● **WHAT THE TASK REQUIRES**
Read the records and gather each line that includes "VERTS".

··· DATA FOR PROCESSING

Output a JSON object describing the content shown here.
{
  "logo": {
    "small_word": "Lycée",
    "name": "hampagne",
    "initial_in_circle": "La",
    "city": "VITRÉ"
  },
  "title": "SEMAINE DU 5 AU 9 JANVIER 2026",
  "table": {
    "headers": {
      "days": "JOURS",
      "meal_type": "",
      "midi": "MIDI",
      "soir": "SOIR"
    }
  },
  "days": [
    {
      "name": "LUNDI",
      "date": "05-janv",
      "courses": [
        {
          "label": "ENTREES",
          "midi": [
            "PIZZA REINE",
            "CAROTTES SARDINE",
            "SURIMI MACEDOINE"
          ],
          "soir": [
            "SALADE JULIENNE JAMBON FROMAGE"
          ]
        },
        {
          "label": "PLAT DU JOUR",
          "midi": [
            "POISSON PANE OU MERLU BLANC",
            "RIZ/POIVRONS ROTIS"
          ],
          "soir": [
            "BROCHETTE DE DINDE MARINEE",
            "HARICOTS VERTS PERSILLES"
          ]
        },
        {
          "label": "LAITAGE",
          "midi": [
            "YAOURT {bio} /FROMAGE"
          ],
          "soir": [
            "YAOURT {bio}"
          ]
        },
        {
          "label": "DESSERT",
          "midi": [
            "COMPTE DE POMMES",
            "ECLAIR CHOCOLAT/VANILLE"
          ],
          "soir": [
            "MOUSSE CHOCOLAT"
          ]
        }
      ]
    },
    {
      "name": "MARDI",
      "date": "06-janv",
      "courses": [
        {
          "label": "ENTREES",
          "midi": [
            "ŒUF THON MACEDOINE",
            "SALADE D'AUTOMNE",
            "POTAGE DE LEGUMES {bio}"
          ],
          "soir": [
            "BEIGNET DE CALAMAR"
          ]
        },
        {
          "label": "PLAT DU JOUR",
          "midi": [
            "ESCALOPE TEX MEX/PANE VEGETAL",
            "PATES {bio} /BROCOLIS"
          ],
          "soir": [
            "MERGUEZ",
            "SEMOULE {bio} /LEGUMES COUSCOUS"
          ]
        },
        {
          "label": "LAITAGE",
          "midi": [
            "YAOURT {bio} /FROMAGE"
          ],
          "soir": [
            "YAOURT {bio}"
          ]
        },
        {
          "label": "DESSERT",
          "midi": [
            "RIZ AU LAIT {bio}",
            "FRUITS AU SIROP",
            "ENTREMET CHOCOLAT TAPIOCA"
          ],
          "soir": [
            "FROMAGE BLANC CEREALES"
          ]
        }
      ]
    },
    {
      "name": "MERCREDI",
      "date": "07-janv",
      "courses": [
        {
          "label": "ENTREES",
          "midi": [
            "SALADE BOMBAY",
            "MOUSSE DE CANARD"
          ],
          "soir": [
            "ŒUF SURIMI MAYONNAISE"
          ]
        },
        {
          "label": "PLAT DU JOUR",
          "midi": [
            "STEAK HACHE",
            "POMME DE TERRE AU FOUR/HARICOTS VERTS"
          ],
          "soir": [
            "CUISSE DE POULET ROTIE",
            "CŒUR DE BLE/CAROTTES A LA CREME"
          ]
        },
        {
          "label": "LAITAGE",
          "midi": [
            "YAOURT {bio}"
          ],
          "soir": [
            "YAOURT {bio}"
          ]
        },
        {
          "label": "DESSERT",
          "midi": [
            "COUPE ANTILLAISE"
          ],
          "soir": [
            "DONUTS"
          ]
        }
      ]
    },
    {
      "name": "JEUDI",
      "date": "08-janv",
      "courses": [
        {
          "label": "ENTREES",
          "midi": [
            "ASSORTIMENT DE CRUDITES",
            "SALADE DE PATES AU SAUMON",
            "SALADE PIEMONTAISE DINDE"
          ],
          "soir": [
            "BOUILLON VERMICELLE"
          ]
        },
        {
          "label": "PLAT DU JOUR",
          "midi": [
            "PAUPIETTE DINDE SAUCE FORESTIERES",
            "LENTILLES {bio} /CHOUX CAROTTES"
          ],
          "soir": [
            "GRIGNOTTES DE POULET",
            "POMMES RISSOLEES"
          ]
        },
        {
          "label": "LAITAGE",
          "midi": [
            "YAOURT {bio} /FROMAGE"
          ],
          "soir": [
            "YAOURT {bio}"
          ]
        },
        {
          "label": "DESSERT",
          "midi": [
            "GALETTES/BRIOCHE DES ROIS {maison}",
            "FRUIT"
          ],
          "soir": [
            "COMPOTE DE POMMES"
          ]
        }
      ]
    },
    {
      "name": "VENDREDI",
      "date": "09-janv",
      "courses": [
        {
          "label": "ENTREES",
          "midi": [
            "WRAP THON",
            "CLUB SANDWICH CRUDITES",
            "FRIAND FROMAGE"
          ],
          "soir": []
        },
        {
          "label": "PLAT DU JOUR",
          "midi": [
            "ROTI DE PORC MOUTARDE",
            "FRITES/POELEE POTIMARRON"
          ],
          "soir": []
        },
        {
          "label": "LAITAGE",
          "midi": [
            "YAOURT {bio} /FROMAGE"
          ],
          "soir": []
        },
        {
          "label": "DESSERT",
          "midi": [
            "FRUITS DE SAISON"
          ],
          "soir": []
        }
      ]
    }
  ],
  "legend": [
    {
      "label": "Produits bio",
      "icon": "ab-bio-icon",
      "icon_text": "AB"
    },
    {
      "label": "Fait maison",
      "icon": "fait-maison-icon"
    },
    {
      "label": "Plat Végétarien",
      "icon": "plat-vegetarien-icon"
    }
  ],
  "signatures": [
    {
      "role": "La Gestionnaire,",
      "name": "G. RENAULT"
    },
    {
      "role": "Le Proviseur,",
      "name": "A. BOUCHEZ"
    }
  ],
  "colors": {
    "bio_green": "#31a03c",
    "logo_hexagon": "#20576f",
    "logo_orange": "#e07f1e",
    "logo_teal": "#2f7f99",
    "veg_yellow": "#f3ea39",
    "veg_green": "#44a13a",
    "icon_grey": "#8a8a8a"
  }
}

······

● **FINISHED ANSWER**
            "HARICOTS VERTS PERSILLES"
            "POMME DE TERRE AU FOUR/HARICOTS VERTS"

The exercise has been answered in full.